* Start *

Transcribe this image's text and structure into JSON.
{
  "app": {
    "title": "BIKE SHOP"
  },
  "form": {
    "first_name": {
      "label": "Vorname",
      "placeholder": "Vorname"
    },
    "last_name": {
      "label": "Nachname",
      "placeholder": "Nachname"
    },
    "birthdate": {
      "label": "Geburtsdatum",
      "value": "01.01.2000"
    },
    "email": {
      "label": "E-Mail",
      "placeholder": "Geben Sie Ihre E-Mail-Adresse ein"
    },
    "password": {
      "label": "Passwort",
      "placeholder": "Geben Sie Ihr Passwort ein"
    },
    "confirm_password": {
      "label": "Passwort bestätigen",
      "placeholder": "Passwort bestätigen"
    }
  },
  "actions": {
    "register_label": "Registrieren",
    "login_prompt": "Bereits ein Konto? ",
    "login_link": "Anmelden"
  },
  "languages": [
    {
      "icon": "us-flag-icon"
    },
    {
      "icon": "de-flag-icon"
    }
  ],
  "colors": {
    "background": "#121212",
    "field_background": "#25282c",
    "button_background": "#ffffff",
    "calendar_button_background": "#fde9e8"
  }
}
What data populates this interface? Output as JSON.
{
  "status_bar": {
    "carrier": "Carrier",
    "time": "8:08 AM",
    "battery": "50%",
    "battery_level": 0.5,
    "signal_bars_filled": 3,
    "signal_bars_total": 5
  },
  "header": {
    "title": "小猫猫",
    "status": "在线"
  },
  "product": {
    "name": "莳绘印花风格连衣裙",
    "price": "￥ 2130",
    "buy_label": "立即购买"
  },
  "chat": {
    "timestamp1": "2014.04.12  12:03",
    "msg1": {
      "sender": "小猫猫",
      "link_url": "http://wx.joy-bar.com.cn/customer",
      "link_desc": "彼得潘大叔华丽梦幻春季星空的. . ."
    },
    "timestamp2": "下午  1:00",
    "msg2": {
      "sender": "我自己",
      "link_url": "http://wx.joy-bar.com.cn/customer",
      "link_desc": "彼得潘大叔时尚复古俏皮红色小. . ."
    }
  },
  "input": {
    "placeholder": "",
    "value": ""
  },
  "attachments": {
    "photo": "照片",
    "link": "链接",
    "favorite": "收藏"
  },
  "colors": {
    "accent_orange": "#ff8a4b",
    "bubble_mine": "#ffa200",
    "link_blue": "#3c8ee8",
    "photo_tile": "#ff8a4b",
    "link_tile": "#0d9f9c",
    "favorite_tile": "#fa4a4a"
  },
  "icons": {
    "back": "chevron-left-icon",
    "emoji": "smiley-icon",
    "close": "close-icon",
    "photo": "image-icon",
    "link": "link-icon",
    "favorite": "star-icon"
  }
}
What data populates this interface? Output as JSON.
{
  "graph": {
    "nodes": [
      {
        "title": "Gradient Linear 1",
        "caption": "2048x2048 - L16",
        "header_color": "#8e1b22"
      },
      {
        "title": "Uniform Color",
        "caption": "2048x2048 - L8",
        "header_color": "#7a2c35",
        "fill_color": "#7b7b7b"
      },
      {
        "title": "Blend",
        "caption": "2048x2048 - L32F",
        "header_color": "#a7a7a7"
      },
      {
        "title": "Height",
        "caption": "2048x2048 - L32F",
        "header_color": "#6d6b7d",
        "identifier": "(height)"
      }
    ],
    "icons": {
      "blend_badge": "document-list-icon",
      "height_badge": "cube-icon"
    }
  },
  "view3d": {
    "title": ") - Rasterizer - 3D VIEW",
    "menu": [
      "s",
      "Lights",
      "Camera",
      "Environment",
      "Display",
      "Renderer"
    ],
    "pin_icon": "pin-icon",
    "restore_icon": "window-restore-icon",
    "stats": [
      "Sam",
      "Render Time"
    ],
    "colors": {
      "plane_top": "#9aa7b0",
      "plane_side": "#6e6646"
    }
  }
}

* End *

Work to be completed: Gather up every line in the data above that contains the word "bestätigen", copying each one.

Answer to this exercise:
      "label": "Passwort bestätigen",
      "placeholder": "Passwort bestätigen"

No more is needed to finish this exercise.